Omit the pictures, then write out every entry exactly as it reads.

--- Dataset rows ---
>> BEGIN
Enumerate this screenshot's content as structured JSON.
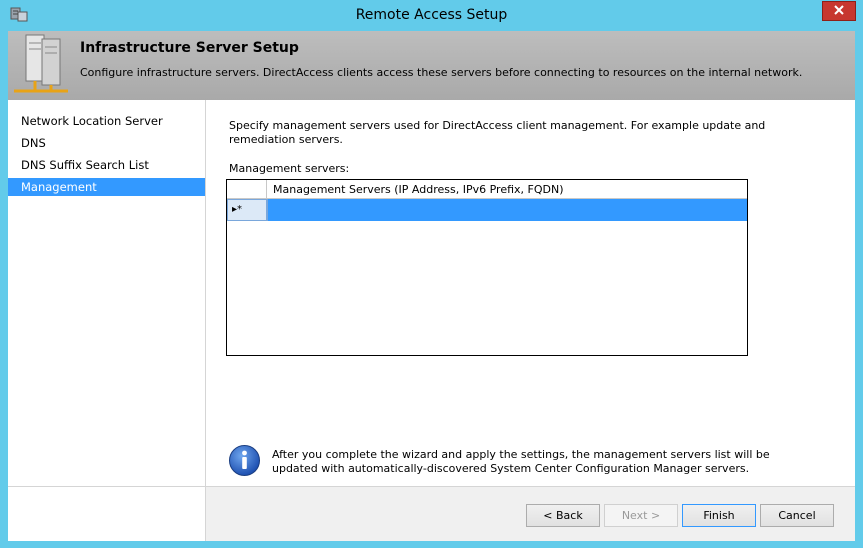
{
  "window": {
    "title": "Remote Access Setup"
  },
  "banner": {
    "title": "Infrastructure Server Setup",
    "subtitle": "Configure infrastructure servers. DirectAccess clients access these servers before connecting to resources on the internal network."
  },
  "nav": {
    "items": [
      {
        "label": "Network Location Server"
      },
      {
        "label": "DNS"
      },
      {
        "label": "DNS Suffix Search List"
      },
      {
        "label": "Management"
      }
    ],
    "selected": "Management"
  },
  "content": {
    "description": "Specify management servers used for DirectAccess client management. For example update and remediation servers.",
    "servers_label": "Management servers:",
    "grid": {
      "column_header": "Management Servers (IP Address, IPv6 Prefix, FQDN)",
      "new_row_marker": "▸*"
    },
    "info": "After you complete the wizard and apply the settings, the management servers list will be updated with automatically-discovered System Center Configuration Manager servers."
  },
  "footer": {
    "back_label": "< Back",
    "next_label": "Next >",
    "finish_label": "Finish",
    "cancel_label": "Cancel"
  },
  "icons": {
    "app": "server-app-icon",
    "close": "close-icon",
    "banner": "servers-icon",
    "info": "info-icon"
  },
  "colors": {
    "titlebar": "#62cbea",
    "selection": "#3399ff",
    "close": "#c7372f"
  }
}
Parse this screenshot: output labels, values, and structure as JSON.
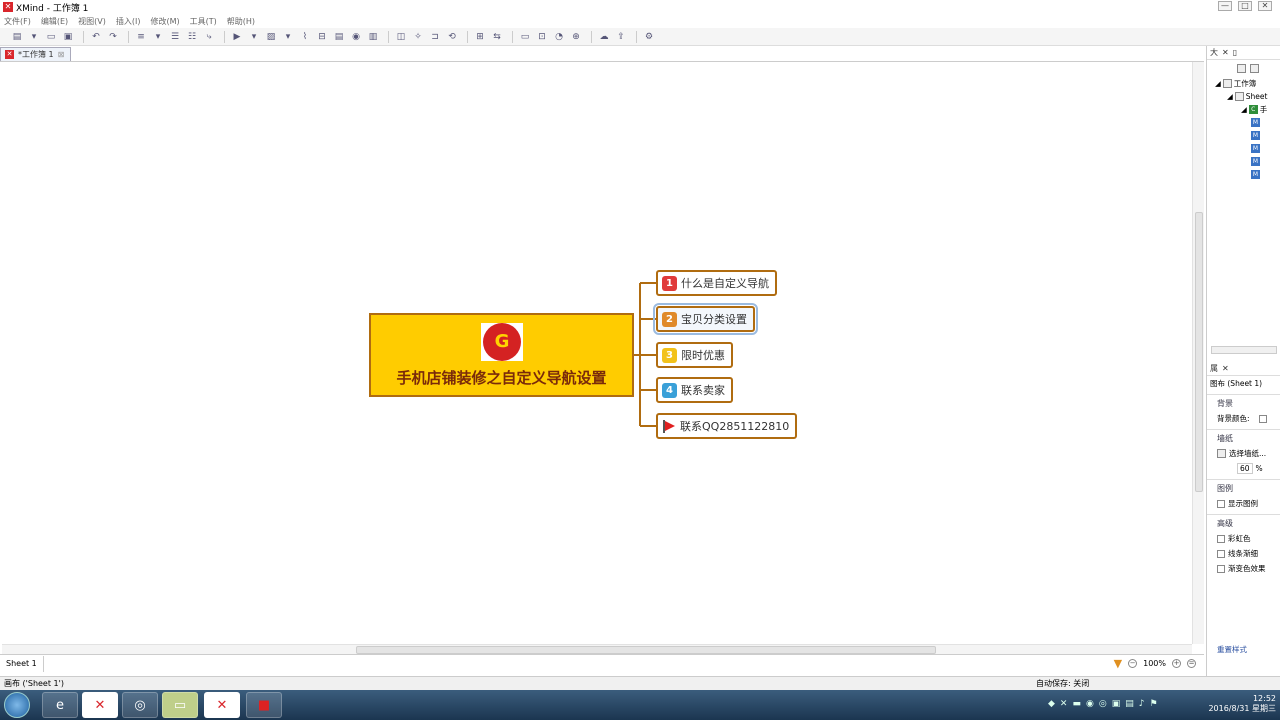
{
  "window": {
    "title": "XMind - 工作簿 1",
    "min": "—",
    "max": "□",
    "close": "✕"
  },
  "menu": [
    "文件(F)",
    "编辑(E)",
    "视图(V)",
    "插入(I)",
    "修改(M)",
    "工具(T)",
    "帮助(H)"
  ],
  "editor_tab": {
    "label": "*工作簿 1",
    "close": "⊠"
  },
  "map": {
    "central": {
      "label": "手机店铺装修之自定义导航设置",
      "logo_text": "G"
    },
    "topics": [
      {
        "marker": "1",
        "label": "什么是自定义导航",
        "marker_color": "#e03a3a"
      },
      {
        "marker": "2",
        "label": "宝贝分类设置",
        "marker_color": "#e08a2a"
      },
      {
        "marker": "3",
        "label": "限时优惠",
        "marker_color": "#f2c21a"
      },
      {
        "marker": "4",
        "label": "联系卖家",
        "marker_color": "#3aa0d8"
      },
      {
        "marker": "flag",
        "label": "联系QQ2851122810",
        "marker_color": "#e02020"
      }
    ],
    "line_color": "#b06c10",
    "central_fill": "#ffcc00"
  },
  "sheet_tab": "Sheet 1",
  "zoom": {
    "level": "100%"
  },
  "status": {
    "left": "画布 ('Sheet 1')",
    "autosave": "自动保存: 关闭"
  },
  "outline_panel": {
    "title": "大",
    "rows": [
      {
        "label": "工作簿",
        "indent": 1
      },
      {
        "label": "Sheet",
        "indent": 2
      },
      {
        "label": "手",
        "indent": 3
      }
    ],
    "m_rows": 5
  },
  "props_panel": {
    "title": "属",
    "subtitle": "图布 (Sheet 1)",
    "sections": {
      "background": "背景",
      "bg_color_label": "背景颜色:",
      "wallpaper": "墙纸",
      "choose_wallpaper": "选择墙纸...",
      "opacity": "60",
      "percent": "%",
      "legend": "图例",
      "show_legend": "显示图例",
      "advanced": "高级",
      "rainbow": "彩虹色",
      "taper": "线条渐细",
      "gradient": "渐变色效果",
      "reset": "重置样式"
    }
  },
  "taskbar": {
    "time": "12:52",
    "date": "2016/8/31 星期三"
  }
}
>> END
--- Exercise answer ---
Enumerate this screenshot's content as structured JSON.
{
  "window": {
    "title": "Remote Access Setup"
  },
  "banner": {
    "title": "Infrastructure Server Setup",
    "subtitle": "Configure infrastructure servers. DirectAccess clients access these servers before connecting to resources on the internal network."
  },
  "nav": {
    "items": [
      {
        "label": "Network Location Server"
      },
      {
        "label": "DNS"
      },
      {
        "label": "DNS Suffix Search List"
      },
      {
        "label": "Management"
      }
    ],
    "selected": "Management"
  },
  "content": {
    "description": "Specify management servers used for DirectAccess client management. For example update and remediation servers.",
    "servers_label": "Management servers:",
    "grid": {
      "column_header": "Management Servers (IP Address, IPv6 Prefix, FQDN)",
      "new_row_marker": "▸*"
    },
    "info": "After you complete the wizard and apply the settings, the management servers list will be updated with automatically-discovered System Center Configuration Manager servers."
  },
  "footer": {
    "back_label": "< Back",
    "next_label": "Next >",
    "finish_label": "Finish",
    "cancel_label": "Cancel"
  },
  "icons": {
    "app": "server-app-icon",
    "close": "close-icon",
    "banner": "servers-icon",
    "info": "info-icon"
  },
  "colors": {
    "titlebar": "#62cbea",
    "selection": "#3399ff",
    "close": "#c7372f"
  }
}
Parse this screenshot: output labels, values, and structure as JSON.
{
  "window": {
    "title": "XMind - 工作簿 1",
    "min": "—",
    "max": "□",
    "close": "✕"
  },
  "menu": [
    "文件(F)",
    "编辑(E)",
    "视图(V)",
    "插入(I)",
    "修改(M)",
    "工具(T)",
    "帮助(H)"
  ],
  "editor_tab": {
    "label": "*工作簿 1",
    "close": "⊠"
  },
  "map": {
    "central": {
      "label": "手机店铺装修之自定义导航设置",
      "logo_text": "G"
    },
    "topics": [
      {
        "marker": "1",
        "label": "什么是自定义导航",
        "marker_color": "#e03a3a"
      },
      {
        "marker": "2",
        "label": "宝贝分类设置",
        "marker_color": "#e08a2a"
      },
      {
        "marker": "3",
        "label": "限时优惠",
        "marker_color": "#f2c21a"
      },
      {
        "marker": "4",
        "label": "联系卖家",
        "marker_color": "#3aa0d8"
      },
      {
        "marker": "flag",
        "label": "联系QQ2851122810",
        "marker_color": "#e02020"
      }
    ],
    "line_color": "#b06c10",
    "central_fill": "#ffcc00"
  },
  "sheet_tab": "Sheet 1",
  "zoom": {
    "level": "100%"
  },
  "status": {
    "left": "画布 ('Sheet 1')",
    "autosave": "自动保存: 关闭"
  },
  "outline_panel": {
    "title": "大",
    "rows": [
      {
        "label": "工作簿",
        "indent": 1
      },
      {
        "label": "Sheet",
        "indent": 2
      },
      {
        "label": "手",
        "indent": 3
      }
    ],
    "m_rows": 5
  },
  "props_panel": {
    "title": "属",
    "subtitle": "图布 (Sheet 1)",
    "sections": {
      "background": "背景",
      "bg_color_label": "背景颜色:",
      "wallpaper": "墙纸",
      "choose_wallpaper": "选择墙纸...",
      "opacity": "60",
      "percent": "%",
      "legend": "图例",
      "show_legend": "显示图例",
      "advanced": "高级",
      "rainbow": "彩虹色",
      "taper": "线条渐细",
      "gradient": "渐变色效果",
      "reset": "重置样式"
    }
  },
  "taskbar": {
    "time": "12:52",
    "date": "2016/8/31 星期三"
  }
}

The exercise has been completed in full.